Required task -> Reproduce the listing below exactly. Pictures do not belong in the copy.

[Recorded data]
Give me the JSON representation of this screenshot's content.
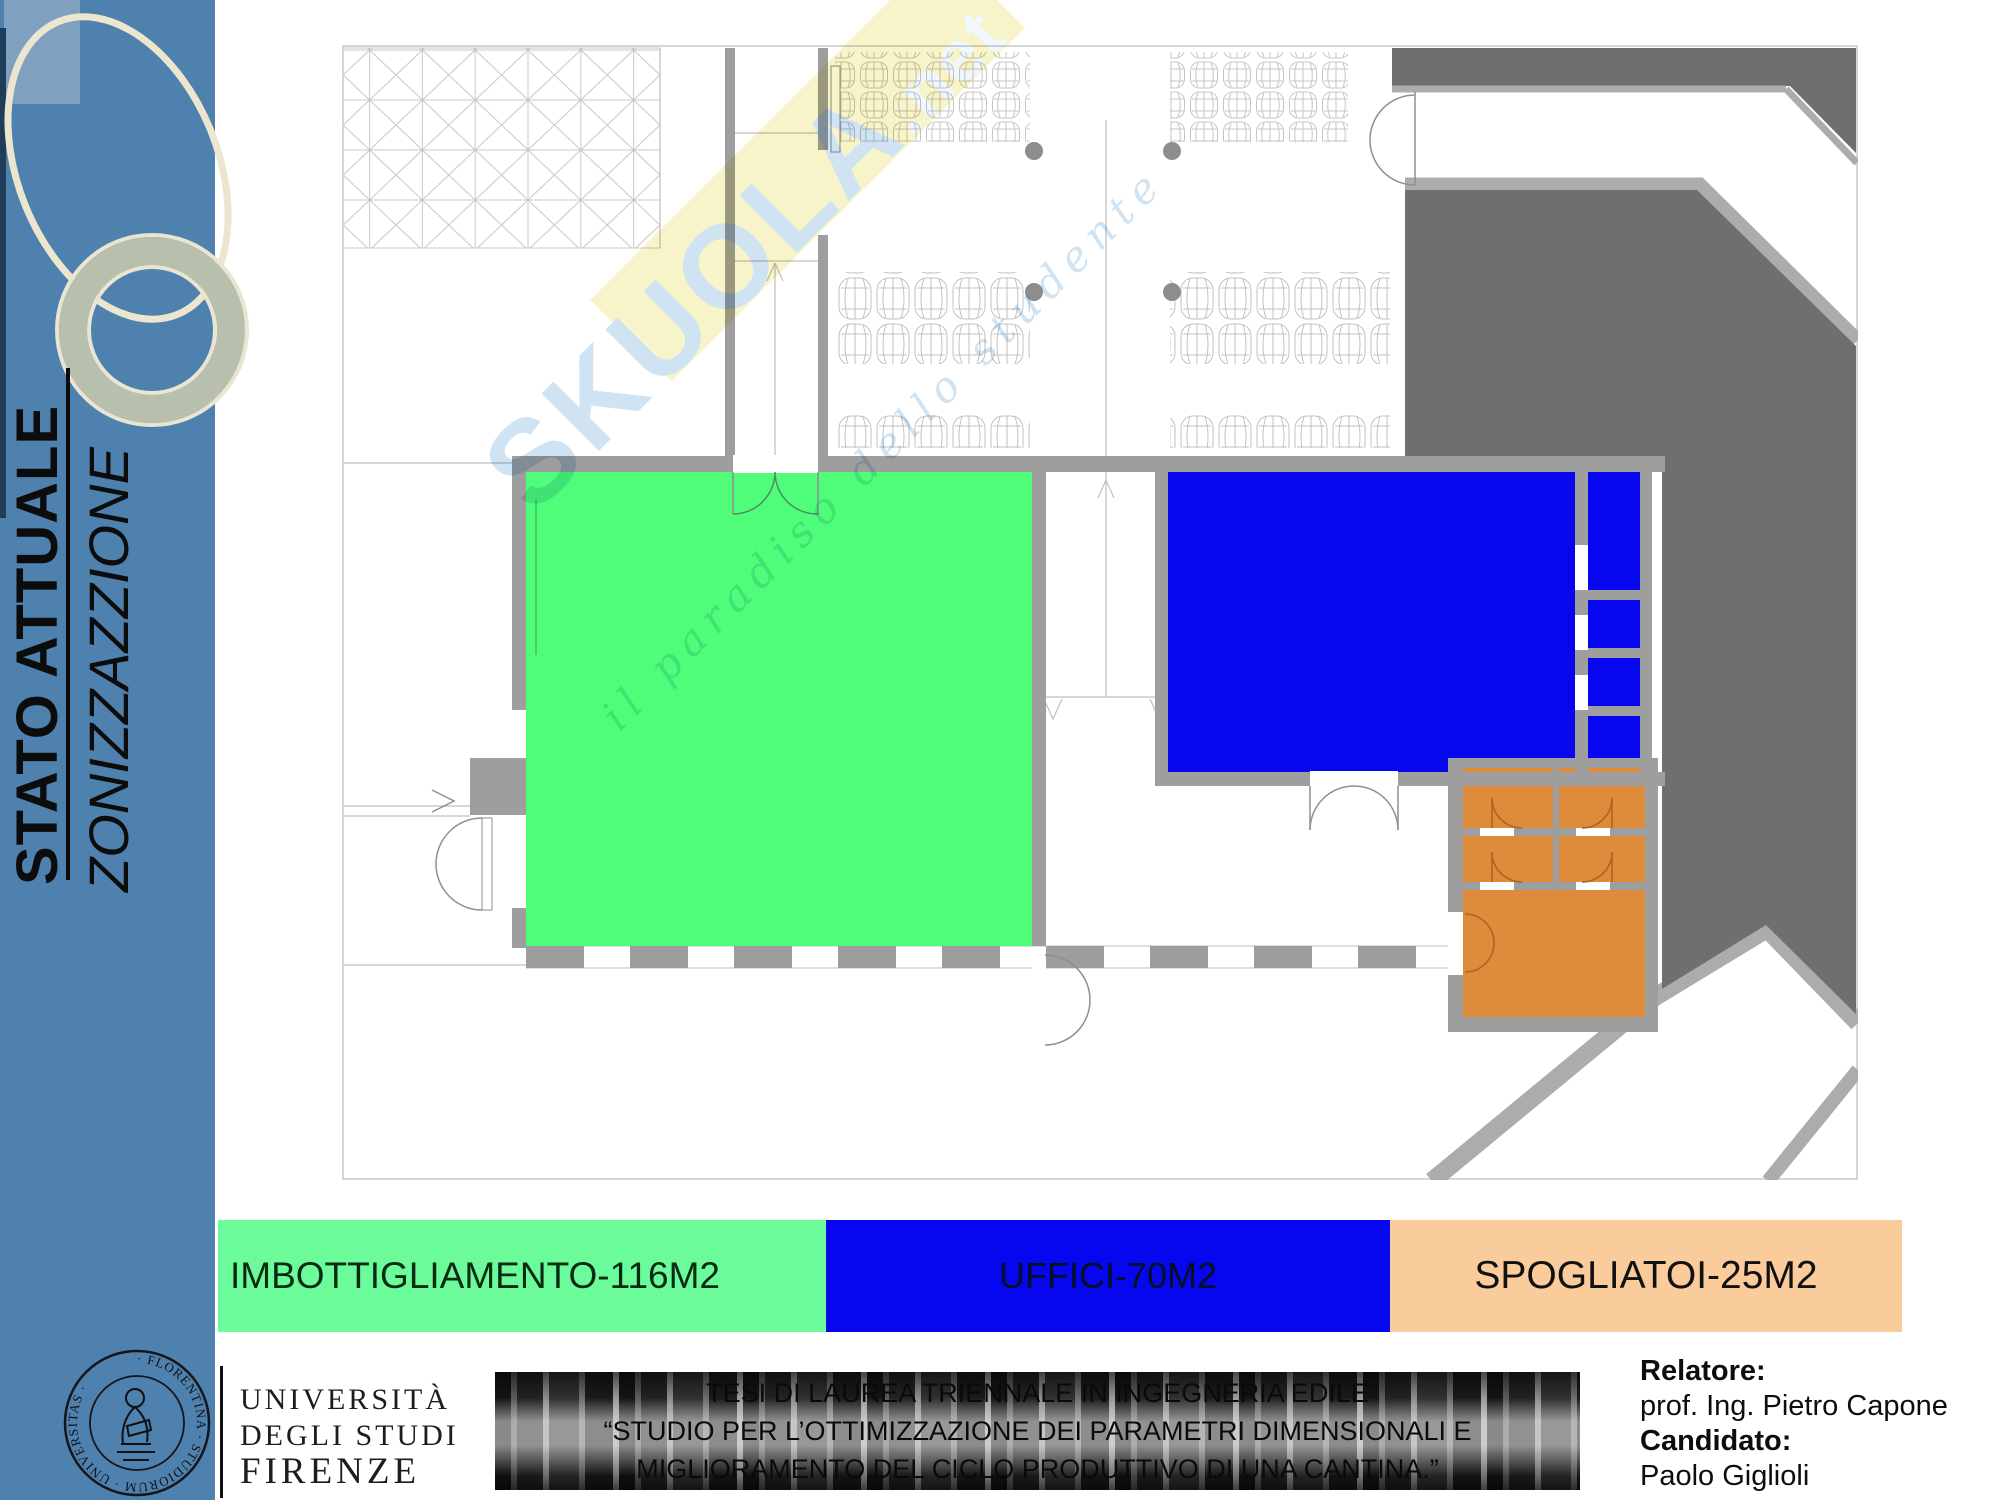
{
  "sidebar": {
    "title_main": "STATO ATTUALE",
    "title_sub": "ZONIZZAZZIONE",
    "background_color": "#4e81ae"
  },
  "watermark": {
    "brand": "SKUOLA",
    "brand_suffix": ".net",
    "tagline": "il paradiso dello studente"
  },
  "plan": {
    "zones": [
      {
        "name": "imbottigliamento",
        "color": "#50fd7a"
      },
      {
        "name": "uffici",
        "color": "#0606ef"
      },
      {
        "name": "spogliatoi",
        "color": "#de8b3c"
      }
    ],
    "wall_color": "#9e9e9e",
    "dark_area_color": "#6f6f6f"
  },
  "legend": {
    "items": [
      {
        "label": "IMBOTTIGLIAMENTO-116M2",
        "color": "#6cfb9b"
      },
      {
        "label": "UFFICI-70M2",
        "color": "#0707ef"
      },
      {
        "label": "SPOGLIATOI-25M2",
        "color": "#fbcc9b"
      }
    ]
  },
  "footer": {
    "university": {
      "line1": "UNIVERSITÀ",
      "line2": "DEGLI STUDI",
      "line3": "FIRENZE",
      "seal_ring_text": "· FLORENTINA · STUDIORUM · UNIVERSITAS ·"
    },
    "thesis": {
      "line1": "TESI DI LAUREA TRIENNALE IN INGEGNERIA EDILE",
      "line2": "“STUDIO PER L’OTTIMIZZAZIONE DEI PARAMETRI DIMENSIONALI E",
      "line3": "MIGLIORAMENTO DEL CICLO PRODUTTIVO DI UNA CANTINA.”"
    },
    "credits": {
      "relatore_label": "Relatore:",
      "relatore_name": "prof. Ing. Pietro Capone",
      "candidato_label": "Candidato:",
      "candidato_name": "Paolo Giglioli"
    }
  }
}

Answer in full ->
Give me the JSON representation of this screenshot's content.
{
  "sidebar": {
    "title_main": "STATO ATTUALE",
    "title_sub": "ZONIZZAZZIONE",
    "background_color": "#4e81ae"
  },
  "watermark": {
    "brand": "SKUOLA",
    "brand_suffix": ".net",
    "tagline": "il paradiso dello studente"
  },
  "plan": {
    "zones": [
      {
        "name": "imbottigliamento",
        "color": "#50fd7a"
      },
      {
        "name": "uffici",
        "color": "#0606ef"
      },
      {
        "name": "spogliatoi",
        "color": "#de8b3c"
      }
    ],
    "wall_color": "#9e9e9e",
    "dark_area_color": "#6f6f6f"
  },
  "legend": {
    "items": [
      {
        "label": "IMBOTTIGLIAMENTO-116M2",
        "color": "#6cfb9b"
      },
      {
        "label": "UFFICI-70M2",
        "color": "#0707ef"
      },
      {
        "label": "SPOGLIATOI-25M2",
        "color": "#fbcc9b"
      }
    ]
  },
  "footer": {
    "university": {
      "line1": "UNIVERSITÀ",
      "line2": "DEGLI STUDI",
      "line3": "FIRENZE",
      "seal_ring_text": "· FLORENTINA · STUDIORUM · UNIVERSITAS ·"
    },
    "thesis": {
      "line1": "TESI DI LAUREA TRIENNALE IN INGEGNERIA EDILE",
      "line2": "“STUDIO PER L’OTTIMIZZAZIONE DEI PARAMETRI DIMENSIONALI E",
      "line3": "MIGLIORAMENTO DEL CICLO PRODUTTIVO DI UNA CANTINA.”"
    },
    "credits": {
      "relatore_label": "Relatore:",
      "relatore_name": "prof. Ing. Pietro Capone",
      "candidato_label": "Candidato:",
      "candidato_name": "Paolo Giglioli"
    }
  }
}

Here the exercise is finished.